[Source records]
• • • •

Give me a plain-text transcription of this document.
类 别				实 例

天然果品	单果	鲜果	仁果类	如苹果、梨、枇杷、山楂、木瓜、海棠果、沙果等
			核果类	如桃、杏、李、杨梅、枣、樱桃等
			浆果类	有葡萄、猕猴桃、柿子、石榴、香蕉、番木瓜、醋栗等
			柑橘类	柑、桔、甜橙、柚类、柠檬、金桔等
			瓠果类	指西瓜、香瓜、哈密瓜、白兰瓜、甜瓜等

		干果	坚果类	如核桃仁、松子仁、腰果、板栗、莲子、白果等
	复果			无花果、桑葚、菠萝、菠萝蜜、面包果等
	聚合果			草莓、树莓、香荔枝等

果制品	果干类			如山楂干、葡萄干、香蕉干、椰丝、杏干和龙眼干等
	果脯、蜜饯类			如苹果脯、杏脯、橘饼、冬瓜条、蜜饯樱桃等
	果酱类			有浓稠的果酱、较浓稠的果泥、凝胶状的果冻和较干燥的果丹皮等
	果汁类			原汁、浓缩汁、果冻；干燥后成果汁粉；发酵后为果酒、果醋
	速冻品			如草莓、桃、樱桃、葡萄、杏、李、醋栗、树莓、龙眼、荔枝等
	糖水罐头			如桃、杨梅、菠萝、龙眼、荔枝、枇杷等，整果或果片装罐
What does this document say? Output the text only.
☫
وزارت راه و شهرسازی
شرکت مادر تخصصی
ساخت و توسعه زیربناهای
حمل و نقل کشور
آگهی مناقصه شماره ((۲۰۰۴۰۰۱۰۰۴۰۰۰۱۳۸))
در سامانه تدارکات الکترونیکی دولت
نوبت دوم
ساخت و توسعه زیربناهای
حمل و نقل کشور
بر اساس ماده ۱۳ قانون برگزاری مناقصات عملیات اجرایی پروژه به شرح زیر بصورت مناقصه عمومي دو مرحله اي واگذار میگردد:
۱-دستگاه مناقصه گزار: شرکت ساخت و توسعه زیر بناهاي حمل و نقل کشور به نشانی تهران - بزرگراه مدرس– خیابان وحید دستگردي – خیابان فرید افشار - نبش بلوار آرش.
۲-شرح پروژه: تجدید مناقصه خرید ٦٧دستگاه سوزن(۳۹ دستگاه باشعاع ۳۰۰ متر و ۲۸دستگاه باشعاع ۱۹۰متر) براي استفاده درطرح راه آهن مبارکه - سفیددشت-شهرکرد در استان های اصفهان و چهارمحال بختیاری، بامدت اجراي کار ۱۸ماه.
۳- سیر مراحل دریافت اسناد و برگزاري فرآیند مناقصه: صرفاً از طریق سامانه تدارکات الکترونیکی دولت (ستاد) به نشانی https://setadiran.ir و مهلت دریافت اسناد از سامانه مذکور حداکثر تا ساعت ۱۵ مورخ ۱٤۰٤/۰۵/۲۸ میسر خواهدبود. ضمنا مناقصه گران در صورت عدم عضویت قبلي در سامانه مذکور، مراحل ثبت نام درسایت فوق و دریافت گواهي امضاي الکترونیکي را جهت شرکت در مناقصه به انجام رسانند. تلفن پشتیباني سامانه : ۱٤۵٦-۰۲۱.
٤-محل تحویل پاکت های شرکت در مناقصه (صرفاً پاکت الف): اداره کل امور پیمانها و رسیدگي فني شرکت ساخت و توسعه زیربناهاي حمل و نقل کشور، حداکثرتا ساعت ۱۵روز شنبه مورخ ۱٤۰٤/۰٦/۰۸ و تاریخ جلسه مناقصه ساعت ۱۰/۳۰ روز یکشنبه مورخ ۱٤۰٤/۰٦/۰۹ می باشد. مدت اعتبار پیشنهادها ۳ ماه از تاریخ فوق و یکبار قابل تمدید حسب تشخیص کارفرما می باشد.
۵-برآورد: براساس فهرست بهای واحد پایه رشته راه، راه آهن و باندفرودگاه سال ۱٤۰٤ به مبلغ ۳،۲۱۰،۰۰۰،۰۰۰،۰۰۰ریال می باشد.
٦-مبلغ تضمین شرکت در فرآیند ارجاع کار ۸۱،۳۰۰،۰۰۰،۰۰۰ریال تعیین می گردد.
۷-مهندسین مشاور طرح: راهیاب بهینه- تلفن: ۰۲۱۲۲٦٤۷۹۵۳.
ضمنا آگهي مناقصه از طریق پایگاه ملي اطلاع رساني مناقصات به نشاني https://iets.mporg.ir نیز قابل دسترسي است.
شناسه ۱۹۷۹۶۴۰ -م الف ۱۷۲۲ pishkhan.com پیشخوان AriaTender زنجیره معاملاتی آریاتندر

• • • •

Task: Read through the lines above and collect those that contain the string "مناقصات".

Exercise answer:
بر اساس ماده ۱۳ قانون برگزاری مناقصات عملیات اجرایی پروژه به شرح زیر بصورت مناقصه عمومي دو مرحله اي واگذار میگردد:
ضمنا آگهي مناقصه از طریق پایگاه ملي اطلاع رساني مناقصات به نشاني https://iets.mporg.ir نیز قابل دسترسي است.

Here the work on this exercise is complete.